*YOUR GOAL*.
Please copy every one of the records below line for line, changing nothing.

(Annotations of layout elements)
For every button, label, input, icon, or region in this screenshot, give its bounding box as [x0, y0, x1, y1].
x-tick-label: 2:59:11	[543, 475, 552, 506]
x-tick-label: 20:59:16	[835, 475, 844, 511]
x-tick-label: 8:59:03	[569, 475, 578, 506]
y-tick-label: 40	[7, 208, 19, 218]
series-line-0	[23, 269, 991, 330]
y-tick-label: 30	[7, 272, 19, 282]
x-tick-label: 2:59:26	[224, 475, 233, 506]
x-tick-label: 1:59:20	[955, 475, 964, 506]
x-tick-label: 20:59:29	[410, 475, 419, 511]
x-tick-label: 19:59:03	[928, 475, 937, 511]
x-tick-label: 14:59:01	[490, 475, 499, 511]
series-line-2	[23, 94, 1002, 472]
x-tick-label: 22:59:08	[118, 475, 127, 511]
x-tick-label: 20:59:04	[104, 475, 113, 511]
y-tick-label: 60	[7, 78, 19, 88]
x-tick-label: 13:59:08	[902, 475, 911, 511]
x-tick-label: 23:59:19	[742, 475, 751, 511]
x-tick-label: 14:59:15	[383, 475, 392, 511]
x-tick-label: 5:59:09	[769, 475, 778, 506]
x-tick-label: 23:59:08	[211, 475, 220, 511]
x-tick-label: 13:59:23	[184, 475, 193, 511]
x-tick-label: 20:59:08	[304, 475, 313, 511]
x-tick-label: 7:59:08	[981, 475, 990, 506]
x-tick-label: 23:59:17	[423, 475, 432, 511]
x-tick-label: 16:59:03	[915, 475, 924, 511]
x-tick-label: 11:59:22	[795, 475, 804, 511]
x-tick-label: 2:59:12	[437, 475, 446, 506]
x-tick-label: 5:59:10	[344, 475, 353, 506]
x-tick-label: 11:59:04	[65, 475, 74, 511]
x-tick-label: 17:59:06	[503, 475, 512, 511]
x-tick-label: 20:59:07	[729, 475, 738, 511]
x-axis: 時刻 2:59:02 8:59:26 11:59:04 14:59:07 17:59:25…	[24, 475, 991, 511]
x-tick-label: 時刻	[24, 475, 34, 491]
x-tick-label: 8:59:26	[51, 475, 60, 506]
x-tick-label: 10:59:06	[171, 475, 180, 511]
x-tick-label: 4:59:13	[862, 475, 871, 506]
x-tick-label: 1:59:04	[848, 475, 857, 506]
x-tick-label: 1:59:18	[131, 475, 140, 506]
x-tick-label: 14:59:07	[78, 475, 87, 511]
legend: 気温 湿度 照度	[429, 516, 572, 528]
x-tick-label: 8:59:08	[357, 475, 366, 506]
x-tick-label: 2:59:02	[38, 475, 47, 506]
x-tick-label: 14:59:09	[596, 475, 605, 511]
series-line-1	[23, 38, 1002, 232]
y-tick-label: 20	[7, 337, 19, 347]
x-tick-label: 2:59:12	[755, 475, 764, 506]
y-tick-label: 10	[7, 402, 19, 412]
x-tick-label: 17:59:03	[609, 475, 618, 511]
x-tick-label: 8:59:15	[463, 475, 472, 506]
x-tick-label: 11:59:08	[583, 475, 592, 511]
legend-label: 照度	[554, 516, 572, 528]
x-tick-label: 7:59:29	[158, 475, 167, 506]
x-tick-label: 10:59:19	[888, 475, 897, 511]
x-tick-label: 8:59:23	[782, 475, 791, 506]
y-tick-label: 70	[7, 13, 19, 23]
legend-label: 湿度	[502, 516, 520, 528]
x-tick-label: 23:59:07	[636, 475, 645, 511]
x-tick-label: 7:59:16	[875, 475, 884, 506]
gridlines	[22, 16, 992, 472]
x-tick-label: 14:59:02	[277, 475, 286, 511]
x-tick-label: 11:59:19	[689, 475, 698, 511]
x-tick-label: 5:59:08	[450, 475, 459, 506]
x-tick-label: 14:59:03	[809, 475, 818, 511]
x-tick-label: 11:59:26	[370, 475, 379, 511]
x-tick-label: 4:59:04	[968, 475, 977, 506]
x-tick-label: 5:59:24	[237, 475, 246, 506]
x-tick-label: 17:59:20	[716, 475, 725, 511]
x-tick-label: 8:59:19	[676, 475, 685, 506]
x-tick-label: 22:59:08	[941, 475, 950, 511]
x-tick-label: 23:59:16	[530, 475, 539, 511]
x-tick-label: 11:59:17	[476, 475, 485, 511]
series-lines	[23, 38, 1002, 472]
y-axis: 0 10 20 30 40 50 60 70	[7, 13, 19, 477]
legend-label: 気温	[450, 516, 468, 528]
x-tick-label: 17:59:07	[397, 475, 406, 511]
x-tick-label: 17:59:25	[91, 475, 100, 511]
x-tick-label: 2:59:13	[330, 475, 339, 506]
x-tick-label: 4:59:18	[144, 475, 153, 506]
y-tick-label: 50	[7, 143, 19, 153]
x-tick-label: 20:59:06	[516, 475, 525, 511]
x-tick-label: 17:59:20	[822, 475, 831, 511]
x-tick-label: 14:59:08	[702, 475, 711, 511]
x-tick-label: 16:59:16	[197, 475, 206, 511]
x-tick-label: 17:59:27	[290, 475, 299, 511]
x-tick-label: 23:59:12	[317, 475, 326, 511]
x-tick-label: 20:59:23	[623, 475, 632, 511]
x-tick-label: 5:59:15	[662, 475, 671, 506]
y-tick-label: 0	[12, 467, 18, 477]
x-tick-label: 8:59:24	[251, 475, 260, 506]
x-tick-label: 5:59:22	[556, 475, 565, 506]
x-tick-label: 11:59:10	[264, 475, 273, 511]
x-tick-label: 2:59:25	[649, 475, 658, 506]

*EXERCISE OUTPUT*.
For every button, label, input, icon, or region in this screenshot, give its bounding box as [x0, y0, x1, y1].
x-tick-label: 2:59:11	[543, 475, 552, 506]
x-tick-label: 20:59:16	[835, 475, 844, 511]
x-tick-label: 8:59:03	[569, 475, 578, 506]
y-tick-label: 40	[7, 208, 19, 218]
series-line-0	[23, 269, 991, 330]
y-tick-label: 30	[7, 272, 19, 282]
x-tick-label: 2:59:26	[224, 475, 233, 506]
x-tick-label: 1:59:20	[955, 475, 964, 506]
x-tick-label: 20:59:29	[410, 475, 419, 511]
x-tick-label: 19:59:03	[928, 475, 937, 511]
x-tick-label: 14:59:01	[490, 475, 499, 511]
series-line-2	[23, 94, 1002, 472]
x-tick-label: 22:59:08	[118, 475, 127, 511]
x-tick-label: 20:59:04	[104, 475, 113, 511]
y-tick-label: 60	[7, 78, 19, 88]
x-tick-label: 13:59:08	[902, 475, 911, 511]
x-tick-label: 23:59:19	[742, 475, 751, 511]
x-tick-label: 14:59:15	[383, 475, 392, 511]
x-tick-label: 5:59:09	[769, 475, 778, 506]
x-tick-label: 23:59:08	[211, 475, 220, 511]
x-tick-label: 13:59:23	[184, 475, 193, 511]
x-tick-label: 20:59:08	[304, 475, 313, 511]
x-tick-label: 7:59:08	[981, 475, 990, 506]
x-tick-label: 23:59:17	[423, 475, 432, 511]
x-tick-label: 16:59:03	[915, 475, 924, 511]
x-tick-label: 11:59:22	[795, 475, 804, 511]
x-tick-label: 2:59:12	[437, 475, 446, 506]
x-tick-label: 5:59:10	[344, 475, 353, 506]
x-tick-label: 11:59:04	[65, 475, 74, 511]
x-tick-label: 17:59:06	[503, 475, 512, 511]
x-tick-label: 20:59:07	[729, 475, 738, 511]
x-axis: 時刻 2:59:02 8:59:26 11:59:04 14:59:07 17:59:25…	[24, 475, 991, 511]
x-tick-label: 時刻	[24, 475, 34, 491]
x-tick-label: 8:59:26	[51, 475, 60, 506]
x-tick-label: 10:59:06	[171, 475, 180, 511]
x-tick-label: 4:59:13	[862, 475, 871, 506]
x-tick-label: 1:59:04	[848, 475, 857, 506]
x-tick-label: 1:59:18	[131, 475, 140, 506]
x-tick-label: 14:59:07	[78, 475, 87, 511]
legend: 気温 湿度 照度	[429, 516, 572, 528]
x-tick-label: 8:59:08	[357, 475, 366, 506]
x-tick-label: 2:59:02	[38, 475, 47, 506]
x-tick-label: 14:59:09	[596, 475, 605, 511]
series-line-1	[23, 38, 1002, 232]
y-tick-label: 20	[7, 337, 19, 347]
x-tick-label: 2:59:12	[755, 475, 764, 506]
y-tick-label: 10	[7, 402, 19, 412]
x-tick-label: 17:59:03	[609, 475, 618, 511]
x-tick-label: 8:59:15	[463, 475, 472, 506]
x-tick-label: 11:59:08	[583, 475, 592, 511]
legend-label: 照度	[554, 516, 572, 528]
x-tick-label: 7:59:29	[158, 475, 167, 506]
x-tick-label: 10:59:19	[888, 475, 897, 511]
x-tick-label: 8:59:23	[782, 475, 791, 506]
y-tick-label: 70	[7, 13, 19, 23]
legend-label: 湿度	[502, 516, 520, 528]
x-tick-label: 23:59:07	[636, 475, 645, 511]
x-tick-label: 7:59:16	[875, 475, 884, 506]
gridlines	[22, 16, 992, 472]
x-tick-label: 14:59:02	[277, 475, 286, 511]
x-tick-label: 11:59:19	[689, 475, 698, 511]
x-tick-label: 5:59:08	[450, 475, 459, 506]
x-tick-label: 14:59:03	[809, 475, 818, 511]
x-tick-label: 11:59:26	[370, 475, 379, 511]
x-tick-label: 4:59:04	[968, 475, 977, 506]
x-tick-label: 5:59:24	[237, 475, 246, 506]
x-tick-label: 17:59:20	[716, 475, 725, 511]
x-tick-label: 8:59:19	[676, 475, 685, 506]
x-tick-label: 22:59:08	[941, 475, 950, 511]
x-tick-label: 23:59:16	[530, 475, 539, 511]
x-tick-label: 11:59:17	[476, 475, 485, 511]
series-lines	[23, 38, 1002, 472]
y-axis: 0 10 20 30 40 50 60 70	[7, 13, 19, 477]
legend-label: 気温	[450, 516, 468, 528]
x-tick-label: 17:59:07	[397, 475, 406, 511]
x-tick-label: 17:59:25	[91, 475, 100, 511]
x-tick-label: 2:59:13	[330, 475, 339, 506]
x-tick-label: 4:59:18	[144, 475, 153, 506]
y-tick-label: 50	[7, 143, 19, 153]
x-tick-label: 20:59:06	[516, 475, 525, 511]
x-tick-label: 17:59:20	[822, 475, 831, 511]
x-tick-label: 14:59:08	[702, 475, 711, 511]
x-tick-label: 16:59:16	[197, 475, 206, 511]
x-tick-label: 17:59:27	[290, 475, 299, 511]
x-tick-label: 23:59:12	[317, 475, 326, 511]
x-tick-label: 20:59:23	[623, 475, 632, 511]
x-tick-label: 5:59:15	[662, 475, 671, 506]
y-tick-label: 0	[12, 467, 18, 477]
x-tick-label: 8:59:24	[251, 475, 260, 506]
x-tick-label: 5:59:22	[556, 475, 565, 506]
x-tick-label: 11:59:10	[264, 475, 273, 511]
x-tick-label: 2:59:25	[649, 475, 658, 506]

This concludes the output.